Problem requirements => Locate each line in the records containing "Market". Copy it.

Exercise materials =>
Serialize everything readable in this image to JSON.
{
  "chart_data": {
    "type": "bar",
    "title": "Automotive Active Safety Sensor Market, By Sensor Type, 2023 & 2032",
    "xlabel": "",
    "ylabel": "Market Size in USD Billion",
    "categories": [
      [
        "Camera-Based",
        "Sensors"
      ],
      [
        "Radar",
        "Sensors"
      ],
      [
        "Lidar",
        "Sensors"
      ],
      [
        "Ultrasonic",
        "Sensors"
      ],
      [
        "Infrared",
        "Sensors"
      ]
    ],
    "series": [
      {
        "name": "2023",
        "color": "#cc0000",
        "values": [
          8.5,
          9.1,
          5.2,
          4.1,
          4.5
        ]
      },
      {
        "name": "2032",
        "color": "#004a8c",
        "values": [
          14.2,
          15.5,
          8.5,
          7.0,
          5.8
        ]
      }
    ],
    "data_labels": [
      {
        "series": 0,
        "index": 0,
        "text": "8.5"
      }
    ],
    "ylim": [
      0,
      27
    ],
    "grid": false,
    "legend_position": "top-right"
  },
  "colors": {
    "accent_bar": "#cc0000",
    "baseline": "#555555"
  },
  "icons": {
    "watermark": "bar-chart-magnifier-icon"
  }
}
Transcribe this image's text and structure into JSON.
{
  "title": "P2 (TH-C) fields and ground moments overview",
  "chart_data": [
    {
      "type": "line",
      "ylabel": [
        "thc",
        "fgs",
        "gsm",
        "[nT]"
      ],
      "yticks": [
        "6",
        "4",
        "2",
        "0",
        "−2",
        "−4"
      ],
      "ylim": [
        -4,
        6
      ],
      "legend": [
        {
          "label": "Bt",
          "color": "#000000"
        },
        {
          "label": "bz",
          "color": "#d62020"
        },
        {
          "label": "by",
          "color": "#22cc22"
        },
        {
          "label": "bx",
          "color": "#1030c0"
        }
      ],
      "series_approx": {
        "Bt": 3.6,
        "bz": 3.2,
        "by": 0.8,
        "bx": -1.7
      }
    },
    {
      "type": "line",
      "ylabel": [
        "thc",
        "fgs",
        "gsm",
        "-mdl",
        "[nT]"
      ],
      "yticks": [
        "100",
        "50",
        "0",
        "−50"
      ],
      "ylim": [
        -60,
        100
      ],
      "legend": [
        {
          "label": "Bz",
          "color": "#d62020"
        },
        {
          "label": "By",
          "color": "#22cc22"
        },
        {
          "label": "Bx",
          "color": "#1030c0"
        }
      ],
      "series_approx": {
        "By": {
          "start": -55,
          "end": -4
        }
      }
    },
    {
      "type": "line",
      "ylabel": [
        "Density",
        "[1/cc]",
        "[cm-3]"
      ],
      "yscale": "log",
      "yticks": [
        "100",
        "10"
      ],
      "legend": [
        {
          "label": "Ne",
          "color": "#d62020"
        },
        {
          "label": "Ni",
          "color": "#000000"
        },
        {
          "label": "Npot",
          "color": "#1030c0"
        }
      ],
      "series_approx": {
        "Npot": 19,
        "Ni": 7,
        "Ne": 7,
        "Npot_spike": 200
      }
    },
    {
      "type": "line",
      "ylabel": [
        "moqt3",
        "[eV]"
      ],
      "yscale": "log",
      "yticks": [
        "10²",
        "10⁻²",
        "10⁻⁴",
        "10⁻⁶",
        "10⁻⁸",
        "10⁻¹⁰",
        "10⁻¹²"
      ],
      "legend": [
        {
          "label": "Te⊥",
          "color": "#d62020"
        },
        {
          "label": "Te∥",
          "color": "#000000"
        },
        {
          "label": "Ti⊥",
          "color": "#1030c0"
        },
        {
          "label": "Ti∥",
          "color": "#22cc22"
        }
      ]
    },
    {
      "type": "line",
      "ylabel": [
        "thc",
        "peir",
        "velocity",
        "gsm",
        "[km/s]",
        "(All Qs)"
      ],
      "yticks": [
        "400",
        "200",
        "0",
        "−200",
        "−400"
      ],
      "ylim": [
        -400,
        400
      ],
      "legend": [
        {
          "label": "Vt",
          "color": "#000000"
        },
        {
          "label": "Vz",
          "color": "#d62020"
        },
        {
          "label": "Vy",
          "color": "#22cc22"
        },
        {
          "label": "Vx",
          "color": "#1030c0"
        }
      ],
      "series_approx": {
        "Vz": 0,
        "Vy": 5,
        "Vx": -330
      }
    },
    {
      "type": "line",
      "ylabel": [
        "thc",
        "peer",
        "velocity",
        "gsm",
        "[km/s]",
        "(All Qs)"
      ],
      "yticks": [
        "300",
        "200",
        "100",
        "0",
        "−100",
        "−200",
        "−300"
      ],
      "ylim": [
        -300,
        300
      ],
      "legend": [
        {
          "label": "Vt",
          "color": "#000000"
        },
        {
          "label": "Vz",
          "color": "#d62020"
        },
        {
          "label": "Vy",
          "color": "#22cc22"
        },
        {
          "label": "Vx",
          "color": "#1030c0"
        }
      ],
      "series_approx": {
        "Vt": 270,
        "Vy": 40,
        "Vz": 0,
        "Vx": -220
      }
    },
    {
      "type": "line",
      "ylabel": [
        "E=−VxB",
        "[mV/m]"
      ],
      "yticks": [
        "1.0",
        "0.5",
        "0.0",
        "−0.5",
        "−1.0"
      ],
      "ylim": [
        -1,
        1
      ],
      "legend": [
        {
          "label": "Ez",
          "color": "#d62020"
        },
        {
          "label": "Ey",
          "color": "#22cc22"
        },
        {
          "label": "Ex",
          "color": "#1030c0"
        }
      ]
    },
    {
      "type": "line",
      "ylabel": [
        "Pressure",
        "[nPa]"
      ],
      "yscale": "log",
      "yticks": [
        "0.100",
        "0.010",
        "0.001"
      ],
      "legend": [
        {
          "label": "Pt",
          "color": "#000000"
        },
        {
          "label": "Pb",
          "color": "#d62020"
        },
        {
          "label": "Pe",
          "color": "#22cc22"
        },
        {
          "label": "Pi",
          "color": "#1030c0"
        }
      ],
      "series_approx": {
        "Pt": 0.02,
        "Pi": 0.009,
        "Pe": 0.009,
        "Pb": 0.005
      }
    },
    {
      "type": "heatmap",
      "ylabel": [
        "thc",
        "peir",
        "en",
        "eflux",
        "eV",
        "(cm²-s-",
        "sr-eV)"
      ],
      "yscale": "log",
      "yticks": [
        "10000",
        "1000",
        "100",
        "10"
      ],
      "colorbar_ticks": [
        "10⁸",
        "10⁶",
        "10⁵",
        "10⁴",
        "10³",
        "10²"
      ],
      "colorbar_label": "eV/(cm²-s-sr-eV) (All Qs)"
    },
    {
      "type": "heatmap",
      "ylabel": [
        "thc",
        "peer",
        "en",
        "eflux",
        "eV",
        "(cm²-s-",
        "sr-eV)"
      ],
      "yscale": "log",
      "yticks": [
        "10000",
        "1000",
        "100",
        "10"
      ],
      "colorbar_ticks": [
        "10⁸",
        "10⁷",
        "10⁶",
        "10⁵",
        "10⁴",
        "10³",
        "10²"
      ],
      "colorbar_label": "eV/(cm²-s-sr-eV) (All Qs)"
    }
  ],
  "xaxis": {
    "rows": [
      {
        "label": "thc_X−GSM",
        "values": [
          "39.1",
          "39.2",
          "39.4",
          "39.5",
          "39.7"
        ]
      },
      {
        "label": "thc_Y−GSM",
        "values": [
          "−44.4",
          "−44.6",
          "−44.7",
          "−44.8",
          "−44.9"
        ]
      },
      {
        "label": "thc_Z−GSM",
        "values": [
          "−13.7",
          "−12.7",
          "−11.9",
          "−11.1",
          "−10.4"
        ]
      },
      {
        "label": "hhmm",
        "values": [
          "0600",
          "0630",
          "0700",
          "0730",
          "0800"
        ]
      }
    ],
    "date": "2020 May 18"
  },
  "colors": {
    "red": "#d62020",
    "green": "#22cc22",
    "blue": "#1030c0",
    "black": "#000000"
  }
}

Task output =>
    "title": "Automotive Active Safety Sensor Market, By Sensor Type, 2023 & 2032",
    "ylabel": "Market Size in USD Billion",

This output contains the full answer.